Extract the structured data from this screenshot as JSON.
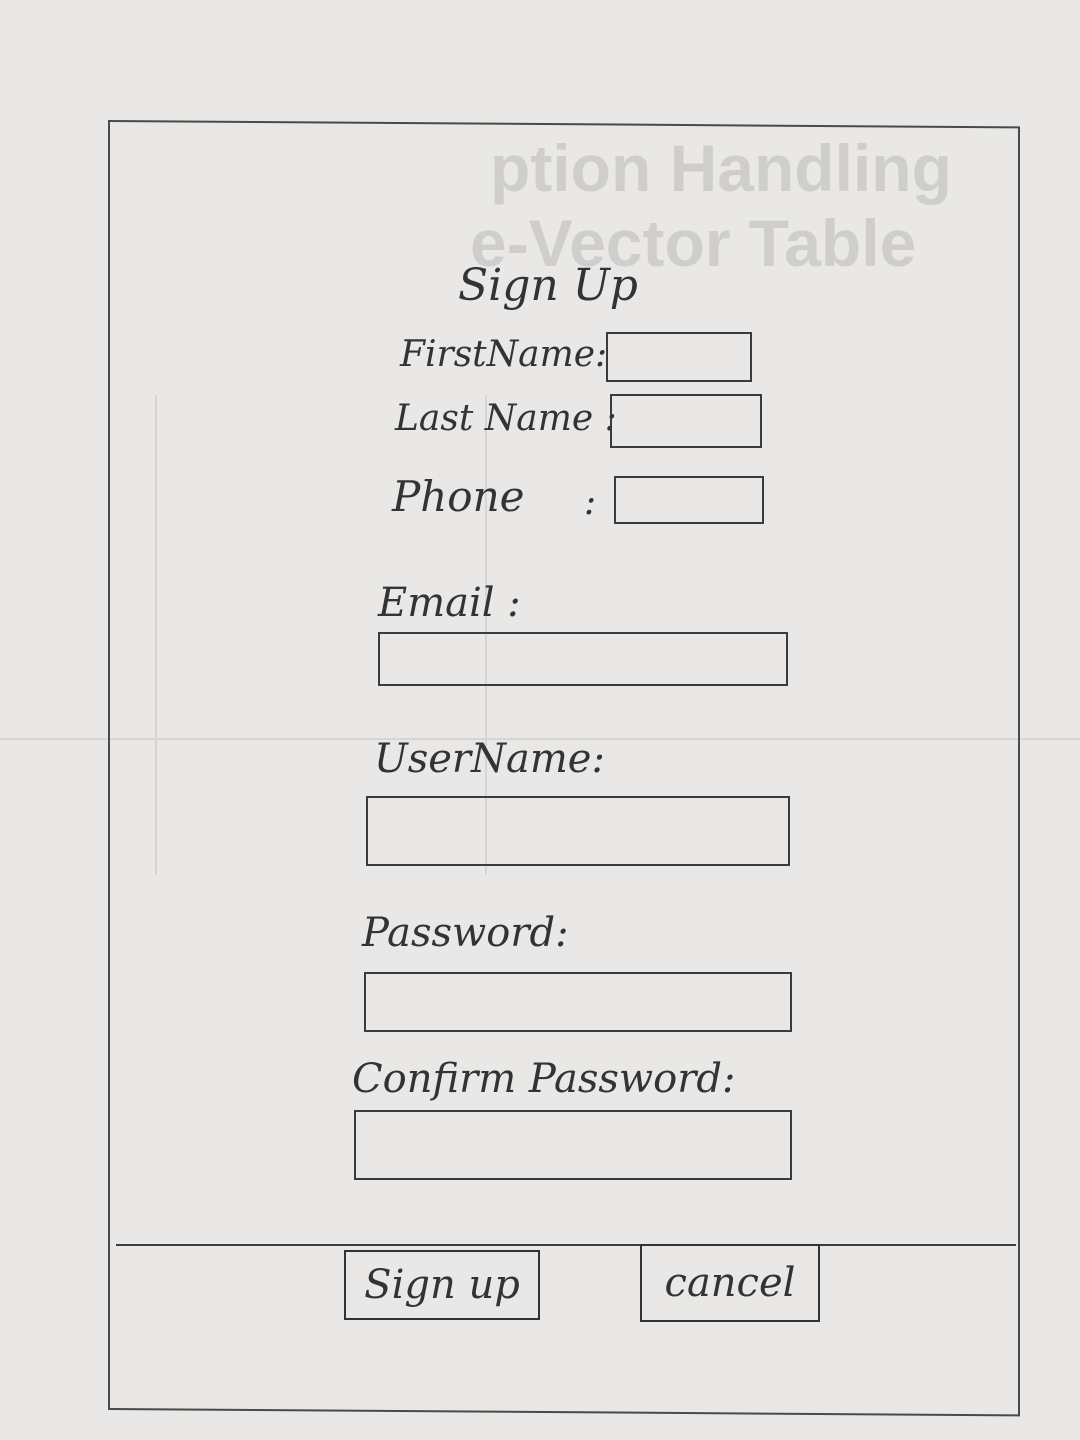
{
  "form": {
    "title": "Sign Up",
    "first_name_label": "FirstName:",
    "last_name_label": "Last Name :",
    "phone_label": "Phone",
    "phone_colon": ":",
    "email_label": "Email :",
    "username_label": "UserName:",
    "password_label": "Password:",
    "confirm_password_label": "Confirm Password:",
    "first_name_value": "",
    "last_name_value": "",
    "phone_value": "",
    "email_value": "",
    "username_value": "",
    "password_value": "",
    "confirm_password_value": ""
  },
  "footer": {
    "signup_label": "Sign up",
    "cancel_label": "cancel"
  },
  "background_text": {
    "line1": "ption Handling",
    "line2": "e-Vector Table"
  }
}
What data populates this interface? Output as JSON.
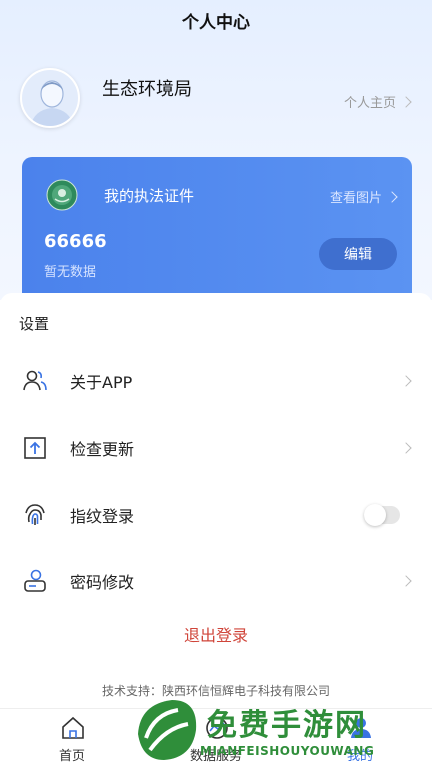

....................

- [Problem statement] Leaving the pictures aside, transcribe the entire listing exactly.

- [Task response]
Extract the structured data from this screenshot as JSON.
{
  "form": {
    "title": "Sign Up",
    "first_name_label": "FirstName:",
    "last_name_label": "Last Name :",
    "phone_label": "Phone",
    "phone_colon": ":",
    "email_label": "Email :",
    "username_label": "UserName:",
    "password_label": "Password:",
    "confirm_password_label": "Confirm Password:",
    "first_name_value": "",
    "last_name_value": "",
    "phone_value": "",
    "email_value": "",
    "username_value": "",
    "password_value": "",
    "confirm_password_value": ""
  },
  "footer": {
    "signup_label": "Sign up",
    "cancel_label": "cancel"
  },
  "background_text": {
    "line1": "ption Handling",
    "line2": "e-Vector Table"
  }
}
What data populates this interface? Output as JSON.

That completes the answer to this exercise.